Given records -
****
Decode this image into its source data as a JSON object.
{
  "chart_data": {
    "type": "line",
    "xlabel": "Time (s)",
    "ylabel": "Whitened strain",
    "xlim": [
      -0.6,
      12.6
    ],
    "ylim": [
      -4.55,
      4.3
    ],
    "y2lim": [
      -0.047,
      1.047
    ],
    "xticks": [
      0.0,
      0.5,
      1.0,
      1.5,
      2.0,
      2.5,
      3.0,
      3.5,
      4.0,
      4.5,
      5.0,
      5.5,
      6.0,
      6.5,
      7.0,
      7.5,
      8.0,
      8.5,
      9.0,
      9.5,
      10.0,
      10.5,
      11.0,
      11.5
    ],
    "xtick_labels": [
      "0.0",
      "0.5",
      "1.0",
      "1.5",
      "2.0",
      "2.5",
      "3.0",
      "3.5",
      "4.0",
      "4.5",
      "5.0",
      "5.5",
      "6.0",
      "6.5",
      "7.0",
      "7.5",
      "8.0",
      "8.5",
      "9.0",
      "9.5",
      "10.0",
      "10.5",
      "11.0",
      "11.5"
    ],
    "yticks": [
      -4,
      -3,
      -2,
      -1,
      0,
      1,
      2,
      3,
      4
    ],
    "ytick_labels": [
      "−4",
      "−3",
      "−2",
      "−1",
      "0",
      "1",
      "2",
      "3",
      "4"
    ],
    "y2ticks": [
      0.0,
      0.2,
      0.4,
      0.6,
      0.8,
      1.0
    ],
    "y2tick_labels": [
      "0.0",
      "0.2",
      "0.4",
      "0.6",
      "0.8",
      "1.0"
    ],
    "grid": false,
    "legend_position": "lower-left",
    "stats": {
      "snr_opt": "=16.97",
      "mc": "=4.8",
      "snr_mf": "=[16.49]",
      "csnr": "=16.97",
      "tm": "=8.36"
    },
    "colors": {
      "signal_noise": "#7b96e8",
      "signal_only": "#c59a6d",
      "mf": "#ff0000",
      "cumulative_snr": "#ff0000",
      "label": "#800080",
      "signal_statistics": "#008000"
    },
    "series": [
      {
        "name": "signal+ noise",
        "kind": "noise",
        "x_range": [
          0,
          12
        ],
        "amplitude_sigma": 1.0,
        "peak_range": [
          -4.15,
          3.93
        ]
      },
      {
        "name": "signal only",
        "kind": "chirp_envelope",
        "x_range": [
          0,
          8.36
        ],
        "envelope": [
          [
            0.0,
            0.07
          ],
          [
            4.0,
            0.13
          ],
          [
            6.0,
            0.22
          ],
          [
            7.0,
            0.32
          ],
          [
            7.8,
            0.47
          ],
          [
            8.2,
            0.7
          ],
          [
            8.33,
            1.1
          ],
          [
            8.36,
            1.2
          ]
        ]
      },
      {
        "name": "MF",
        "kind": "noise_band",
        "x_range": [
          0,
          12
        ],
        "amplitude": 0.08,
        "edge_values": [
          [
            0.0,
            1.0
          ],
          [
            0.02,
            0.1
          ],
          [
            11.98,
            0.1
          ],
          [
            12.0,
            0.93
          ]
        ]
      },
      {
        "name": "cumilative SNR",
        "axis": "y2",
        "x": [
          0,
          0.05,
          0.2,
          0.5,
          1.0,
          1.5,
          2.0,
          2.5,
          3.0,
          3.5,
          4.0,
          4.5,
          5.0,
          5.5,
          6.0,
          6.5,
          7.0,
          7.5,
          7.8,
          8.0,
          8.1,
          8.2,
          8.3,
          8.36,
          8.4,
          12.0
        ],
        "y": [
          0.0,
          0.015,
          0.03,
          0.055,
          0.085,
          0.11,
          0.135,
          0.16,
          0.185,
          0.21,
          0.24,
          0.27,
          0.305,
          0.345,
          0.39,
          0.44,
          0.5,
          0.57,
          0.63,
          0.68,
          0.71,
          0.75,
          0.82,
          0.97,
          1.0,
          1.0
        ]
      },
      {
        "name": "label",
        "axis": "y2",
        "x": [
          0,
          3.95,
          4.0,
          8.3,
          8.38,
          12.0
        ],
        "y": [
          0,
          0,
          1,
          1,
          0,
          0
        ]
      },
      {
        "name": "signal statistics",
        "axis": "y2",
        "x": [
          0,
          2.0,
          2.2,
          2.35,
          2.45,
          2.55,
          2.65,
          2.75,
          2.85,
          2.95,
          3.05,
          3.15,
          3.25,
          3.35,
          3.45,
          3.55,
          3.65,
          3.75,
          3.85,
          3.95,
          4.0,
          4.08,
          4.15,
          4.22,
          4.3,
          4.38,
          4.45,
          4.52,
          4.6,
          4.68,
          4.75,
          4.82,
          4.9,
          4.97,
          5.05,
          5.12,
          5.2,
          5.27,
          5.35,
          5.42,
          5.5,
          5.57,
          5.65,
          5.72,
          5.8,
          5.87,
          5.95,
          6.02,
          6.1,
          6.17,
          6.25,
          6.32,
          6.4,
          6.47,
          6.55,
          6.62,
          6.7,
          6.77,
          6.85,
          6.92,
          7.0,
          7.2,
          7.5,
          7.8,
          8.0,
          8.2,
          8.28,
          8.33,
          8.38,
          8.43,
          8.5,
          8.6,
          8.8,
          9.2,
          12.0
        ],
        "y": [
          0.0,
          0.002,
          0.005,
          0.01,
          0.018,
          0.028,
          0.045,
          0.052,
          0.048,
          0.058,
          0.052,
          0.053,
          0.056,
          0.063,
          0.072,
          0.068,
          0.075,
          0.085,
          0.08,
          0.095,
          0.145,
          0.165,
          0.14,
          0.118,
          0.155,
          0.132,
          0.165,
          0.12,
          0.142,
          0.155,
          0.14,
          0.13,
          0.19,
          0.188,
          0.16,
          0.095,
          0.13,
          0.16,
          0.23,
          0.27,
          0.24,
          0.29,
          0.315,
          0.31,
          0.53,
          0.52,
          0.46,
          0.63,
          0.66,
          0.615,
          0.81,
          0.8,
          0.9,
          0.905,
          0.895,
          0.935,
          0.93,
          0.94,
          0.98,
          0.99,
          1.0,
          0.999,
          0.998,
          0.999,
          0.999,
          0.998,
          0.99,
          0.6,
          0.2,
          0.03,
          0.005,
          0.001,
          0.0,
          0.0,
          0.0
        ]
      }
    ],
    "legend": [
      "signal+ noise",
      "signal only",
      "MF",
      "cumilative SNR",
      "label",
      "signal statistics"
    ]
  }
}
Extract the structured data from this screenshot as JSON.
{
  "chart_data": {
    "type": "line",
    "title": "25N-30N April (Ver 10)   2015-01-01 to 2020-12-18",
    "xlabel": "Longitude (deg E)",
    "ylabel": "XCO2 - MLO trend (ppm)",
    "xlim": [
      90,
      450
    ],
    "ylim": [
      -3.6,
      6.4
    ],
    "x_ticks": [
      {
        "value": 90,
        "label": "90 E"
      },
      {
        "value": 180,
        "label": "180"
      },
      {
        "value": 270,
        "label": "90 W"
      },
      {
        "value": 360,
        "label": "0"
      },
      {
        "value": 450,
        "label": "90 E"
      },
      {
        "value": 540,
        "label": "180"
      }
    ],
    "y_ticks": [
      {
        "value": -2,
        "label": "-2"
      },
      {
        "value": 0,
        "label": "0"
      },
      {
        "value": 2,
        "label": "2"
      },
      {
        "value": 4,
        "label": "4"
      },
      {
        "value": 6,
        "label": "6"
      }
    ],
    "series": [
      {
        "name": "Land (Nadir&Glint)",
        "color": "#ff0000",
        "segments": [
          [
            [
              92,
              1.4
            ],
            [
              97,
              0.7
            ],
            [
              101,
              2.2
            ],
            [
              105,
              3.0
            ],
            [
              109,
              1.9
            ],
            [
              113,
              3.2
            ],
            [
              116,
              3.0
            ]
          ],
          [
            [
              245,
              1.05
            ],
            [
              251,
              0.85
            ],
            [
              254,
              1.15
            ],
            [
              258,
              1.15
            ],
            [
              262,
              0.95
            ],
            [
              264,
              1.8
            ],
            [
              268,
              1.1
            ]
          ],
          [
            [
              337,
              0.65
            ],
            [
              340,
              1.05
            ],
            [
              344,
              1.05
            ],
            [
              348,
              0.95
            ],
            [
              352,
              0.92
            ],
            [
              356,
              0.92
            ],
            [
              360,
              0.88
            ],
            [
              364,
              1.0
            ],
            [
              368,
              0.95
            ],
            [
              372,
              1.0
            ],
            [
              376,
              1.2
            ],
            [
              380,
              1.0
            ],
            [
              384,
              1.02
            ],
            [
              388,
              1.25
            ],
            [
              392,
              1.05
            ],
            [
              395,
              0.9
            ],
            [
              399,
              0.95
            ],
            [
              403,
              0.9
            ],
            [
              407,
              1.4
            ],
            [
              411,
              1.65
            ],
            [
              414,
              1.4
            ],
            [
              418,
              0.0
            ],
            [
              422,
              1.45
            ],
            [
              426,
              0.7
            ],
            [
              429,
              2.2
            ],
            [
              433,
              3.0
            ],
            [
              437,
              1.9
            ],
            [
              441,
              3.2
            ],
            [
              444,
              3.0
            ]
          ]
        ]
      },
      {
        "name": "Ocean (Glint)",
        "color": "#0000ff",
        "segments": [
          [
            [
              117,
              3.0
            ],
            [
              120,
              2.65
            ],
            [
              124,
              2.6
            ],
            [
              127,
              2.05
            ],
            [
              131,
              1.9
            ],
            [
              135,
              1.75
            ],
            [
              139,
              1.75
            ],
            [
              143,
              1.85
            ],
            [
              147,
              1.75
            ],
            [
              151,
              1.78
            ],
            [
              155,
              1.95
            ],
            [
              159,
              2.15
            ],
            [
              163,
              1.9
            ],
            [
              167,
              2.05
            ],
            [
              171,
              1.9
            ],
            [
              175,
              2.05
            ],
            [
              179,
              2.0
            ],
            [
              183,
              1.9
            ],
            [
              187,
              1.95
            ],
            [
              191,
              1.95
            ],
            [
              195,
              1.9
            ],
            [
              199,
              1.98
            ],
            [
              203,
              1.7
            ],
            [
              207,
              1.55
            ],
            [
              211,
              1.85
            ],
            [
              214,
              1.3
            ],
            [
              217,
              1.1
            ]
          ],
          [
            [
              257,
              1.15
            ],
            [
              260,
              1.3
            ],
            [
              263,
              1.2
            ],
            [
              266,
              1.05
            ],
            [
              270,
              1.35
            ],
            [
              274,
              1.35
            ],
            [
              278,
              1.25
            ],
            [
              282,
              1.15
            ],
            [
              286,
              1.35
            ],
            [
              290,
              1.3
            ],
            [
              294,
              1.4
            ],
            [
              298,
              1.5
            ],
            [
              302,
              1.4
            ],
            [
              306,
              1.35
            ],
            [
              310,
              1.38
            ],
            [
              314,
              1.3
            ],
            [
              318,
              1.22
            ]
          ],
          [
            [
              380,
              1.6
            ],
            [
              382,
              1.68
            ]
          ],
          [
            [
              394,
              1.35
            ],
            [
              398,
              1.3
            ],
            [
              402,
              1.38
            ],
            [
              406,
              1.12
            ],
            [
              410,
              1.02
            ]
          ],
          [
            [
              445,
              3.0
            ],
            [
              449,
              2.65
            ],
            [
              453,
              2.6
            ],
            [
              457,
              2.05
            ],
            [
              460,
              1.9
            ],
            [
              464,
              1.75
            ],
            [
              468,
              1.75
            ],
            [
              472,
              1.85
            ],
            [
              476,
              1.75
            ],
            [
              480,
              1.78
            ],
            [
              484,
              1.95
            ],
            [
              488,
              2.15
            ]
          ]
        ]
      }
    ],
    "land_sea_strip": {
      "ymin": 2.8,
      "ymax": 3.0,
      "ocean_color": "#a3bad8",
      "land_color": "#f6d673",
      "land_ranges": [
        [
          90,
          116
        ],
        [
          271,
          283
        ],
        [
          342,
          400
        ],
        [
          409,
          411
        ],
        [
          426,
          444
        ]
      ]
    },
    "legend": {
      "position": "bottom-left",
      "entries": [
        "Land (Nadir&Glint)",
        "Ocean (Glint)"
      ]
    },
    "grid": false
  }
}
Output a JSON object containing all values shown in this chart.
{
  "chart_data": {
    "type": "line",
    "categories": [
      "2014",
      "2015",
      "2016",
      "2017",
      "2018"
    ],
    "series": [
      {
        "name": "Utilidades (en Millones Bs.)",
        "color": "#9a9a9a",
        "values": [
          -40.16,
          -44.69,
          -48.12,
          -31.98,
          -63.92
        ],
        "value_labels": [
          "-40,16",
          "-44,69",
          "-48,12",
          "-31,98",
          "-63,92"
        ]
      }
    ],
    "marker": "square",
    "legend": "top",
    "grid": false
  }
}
****
Give the count of lines in the listing above that include "object", with no other words.

2